Your task is to copy every line of the records below that contains "name".

(Collection entries)
□ □ □

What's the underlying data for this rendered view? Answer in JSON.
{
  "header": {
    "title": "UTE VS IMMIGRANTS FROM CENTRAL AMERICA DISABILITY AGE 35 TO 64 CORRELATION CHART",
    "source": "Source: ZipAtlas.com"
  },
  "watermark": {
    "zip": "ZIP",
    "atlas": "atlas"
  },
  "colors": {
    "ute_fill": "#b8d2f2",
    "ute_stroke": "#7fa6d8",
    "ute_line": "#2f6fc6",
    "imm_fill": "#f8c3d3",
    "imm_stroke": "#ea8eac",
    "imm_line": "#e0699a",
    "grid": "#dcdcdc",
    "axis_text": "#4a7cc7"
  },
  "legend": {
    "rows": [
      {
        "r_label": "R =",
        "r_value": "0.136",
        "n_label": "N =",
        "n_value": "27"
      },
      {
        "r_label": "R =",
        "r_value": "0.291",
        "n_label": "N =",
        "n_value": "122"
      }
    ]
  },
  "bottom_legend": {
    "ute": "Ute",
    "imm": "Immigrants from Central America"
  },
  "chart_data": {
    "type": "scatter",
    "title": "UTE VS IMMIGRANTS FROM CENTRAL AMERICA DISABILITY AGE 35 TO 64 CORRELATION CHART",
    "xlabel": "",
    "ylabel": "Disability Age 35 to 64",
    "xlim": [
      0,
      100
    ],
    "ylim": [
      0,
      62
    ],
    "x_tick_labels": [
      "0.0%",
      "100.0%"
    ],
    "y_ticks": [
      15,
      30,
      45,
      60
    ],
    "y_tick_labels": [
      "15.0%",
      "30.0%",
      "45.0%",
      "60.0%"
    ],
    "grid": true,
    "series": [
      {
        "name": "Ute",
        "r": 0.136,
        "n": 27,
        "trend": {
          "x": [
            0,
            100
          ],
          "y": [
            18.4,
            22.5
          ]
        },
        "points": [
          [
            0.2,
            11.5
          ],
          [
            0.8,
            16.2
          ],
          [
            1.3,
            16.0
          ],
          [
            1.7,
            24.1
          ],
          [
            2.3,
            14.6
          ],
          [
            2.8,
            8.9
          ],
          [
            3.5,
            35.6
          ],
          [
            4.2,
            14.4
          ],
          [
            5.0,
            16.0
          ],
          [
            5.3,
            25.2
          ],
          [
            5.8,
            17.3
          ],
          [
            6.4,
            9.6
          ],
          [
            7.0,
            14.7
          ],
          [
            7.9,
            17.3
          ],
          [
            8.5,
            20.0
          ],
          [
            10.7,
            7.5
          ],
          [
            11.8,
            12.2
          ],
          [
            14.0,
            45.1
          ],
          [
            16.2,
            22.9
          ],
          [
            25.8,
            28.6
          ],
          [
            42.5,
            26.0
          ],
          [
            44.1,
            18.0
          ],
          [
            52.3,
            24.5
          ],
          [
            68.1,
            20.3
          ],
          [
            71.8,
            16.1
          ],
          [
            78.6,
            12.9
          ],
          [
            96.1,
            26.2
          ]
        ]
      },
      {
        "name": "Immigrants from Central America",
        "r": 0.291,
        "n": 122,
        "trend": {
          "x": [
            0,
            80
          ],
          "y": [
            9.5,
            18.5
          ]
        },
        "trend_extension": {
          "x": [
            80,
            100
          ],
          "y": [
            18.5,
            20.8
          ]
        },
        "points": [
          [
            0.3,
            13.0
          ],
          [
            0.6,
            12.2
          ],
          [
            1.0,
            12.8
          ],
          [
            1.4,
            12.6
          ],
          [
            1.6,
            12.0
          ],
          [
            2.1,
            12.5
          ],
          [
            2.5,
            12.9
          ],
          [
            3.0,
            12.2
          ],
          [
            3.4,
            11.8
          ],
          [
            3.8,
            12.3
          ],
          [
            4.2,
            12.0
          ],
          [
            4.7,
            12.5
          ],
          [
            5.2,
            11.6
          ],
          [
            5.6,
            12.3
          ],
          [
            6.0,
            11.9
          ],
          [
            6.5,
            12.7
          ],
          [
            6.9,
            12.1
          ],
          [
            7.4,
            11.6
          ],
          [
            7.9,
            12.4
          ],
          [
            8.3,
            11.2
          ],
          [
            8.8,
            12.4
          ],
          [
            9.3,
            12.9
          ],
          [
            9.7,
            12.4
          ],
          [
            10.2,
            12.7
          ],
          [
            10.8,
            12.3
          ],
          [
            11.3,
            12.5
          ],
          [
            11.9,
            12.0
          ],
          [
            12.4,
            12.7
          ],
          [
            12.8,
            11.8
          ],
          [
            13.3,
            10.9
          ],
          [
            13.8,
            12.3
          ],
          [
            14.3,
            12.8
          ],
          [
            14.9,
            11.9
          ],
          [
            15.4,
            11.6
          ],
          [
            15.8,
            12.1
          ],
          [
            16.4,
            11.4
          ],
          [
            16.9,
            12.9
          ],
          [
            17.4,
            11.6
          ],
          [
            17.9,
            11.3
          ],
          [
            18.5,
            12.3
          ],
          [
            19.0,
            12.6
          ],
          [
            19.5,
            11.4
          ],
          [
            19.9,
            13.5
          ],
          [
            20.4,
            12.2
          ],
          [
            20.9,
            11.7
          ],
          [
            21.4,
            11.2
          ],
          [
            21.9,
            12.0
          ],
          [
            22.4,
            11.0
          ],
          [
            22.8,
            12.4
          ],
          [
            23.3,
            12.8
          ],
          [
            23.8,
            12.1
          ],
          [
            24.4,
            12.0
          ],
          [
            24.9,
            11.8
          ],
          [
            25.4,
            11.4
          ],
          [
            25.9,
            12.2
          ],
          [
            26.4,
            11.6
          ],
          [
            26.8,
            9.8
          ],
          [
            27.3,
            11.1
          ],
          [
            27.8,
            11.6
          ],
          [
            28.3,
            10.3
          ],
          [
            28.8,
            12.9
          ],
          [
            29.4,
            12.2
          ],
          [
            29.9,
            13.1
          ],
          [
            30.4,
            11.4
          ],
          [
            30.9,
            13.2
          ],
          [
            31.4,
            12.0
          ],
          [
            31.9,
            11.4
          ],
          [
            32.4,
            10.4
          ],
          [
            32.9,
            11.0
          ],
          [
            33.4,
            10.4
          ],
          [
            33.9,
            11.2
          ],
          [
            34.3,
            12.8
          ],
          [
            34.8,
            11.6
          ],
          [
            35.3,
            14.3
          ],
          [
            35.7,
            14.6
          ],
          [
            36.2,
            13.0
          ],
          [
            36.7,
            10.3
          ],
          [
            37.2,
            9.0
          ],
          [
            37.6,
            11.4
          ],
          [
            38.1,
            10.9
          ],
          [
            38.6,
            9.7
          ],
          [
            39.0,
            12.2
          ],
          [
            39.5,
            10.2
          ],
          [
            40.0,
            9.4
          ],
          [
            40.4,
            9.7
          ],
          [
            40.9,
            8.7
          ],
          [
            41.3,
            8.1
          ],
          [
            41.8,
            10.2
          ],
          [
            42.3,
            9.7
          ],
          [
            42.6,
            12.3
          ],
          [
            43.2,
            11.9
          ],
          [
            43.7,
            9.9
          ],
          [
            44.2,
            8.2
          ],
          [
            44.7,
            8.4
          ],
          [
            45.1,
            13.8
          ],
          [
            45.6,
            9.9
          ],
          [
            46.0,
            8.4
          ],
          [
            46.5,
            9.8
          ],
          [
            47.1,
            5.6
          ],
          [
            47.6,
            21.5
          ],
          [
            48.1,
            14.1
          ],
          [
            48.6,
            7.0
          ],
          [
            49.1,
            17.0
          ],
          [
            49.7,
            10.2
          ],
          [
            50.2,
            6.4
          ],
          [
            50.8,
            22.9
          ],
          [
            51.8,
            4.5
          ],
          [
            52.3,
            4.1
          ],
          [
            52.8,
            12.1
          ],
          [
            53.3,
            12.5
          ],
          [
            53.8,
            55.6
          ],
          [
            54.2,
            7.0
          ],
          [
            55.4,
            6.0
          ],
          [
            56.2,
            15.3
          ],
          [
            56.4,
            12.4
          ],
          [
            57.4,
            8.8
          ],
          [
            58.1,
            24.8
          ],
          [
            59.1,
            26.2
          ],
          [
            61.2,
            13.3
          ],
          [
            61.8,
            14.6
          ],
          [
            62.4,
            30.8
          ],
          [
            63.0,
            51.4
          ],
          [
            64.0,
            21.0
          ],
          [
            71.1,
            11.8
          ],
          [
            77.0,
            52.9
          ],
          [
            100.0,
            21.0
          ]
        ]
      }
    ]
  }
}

□ □ □

▶ _Problem solution_:
        "name": "Ute",
        "name": "Immigrants from Central America",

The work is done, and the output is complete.